WORK TO BE COMPLETED |
Each entry must be reproduced precisely as it stands.

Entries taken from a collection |
====================
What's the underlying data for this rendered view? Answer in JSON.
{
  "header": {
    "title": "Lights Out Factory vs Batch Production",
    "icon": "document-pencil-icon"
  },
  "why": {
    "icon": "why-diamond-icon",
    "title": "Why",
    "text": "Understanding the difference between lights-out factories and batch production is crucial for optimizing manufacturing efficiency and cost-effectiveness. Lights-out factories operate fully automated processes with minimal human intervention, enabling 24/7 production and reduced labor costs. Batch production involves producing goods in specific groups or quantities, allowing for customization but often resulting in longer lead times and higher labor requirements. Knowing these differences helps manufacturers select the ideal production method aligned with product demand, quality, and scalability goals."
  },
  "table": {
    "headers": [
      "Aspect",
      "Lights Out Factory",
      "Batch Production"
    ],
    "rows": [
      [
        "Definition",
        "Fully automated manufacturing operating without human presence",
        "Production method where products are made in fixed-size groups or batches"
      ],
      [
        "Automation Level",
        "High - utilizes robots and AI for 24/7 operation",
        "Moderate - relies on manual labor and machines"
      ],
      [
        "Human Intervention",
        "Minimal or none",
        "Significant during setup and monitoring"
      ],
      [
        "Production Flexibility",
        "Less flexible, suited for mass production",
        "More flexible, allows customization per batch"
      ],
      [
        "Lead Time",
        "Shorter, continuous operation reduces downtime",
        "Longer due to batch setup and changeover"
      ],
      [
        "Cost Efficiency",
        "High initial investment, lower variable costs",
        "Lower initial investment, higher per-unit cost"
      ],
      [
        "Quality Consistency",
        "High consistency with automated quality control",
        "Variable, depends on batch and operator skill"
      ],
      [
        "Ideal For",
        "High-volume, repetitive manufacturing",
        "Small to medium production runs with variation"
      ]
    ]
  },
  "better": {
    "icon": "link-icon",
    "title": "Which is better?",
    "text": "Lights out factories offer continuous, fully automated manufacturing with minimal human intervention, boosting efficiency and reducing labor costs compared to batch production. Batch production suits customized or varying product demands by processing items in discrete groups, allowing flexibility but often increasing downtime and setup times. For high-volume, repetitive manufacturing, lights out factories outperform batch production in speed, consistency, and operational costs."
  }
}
====================
TASK SOLUTION |
What's the underlying data for this rendered view? Answer in JSON.
{
  "header": {
    "title": "Lights Out Factory vs Batch Production",
    "icon": "document-pencil-icon"
  },
  "why": {
    "icon": "why-diamond-icon",
    "title": "Why",
    "text": "Understanding the difference between lights-out factories and batch production is crucial for optimizing manufacturing efficiency and cost-effectiveness. Lights-out factories operate fully automated processes with minimal human intervention, enabling 24/7 production and reduced labor costs. Batch production involves producing goods in specific groups or quantities, allowing for customization but often resulting in longer lead times and higher labor requirements. Knowing these differences helps manufacturers select the ideal production method aligned with product demand, quality, and scalability goals."
  },
  "table": {
    "headers": [
      "Aspect",
      "Lights Out Factory",
      "Batch Production"
    ],
    "rows": [
      [
        "Definition",
        "Fully automated manufacturing operating without human presence",
        "Production method where products are made in fixed-size groups or batches"
      ],
      [
        "Automation Level",
        "High - utilizes robots and AI for 24/7 operation",
        "Moderate - relies on manual labor and machines"
      ],
      [
        "Human Intervention",
        "Minimal or none",
        "Significant during setup and monitoring"
      ],
      [
        "Production Flexibility",
        "Less flexible, suited for mass production",
        "More flexible, allows customization per batch"
      ],
      [
        "Lead Time",
        "Shorter, continuous operation reduces downtime",
        "Longer due to batch setup and changeover"
      ],
      [
        "Cost Efficiency",
        "High initial investment, lower variable costs",
        "Lower initial investment, higher per-unit cost"
      ],
      [
        "Quality Consistency",
        "High consistency with automated quality control",
        "Variable, depends on batch and operator skill"
      ],
      [
        "Ideal For",
        "High-volume, repetitive manufacturing",
        "Small to medium production runs with variation"
      ]
    ]
  },
  "better": {
    "icon": "link-icon",
    "title": "Which is better?",
    "text": "Lights out factories offer continuous, fully automated manufacturing with minimal human intervention, boosting efficiency and reducing labor costs compared to batch production. Batch production suits customized or varying product demands by processing items in discrete groups, allowing flexibility but often increasing downtime and setup times. For high-volume, repetitive manufacturing, lights out factories outperform batch production in speed, consistency, and operational costs."
  }
}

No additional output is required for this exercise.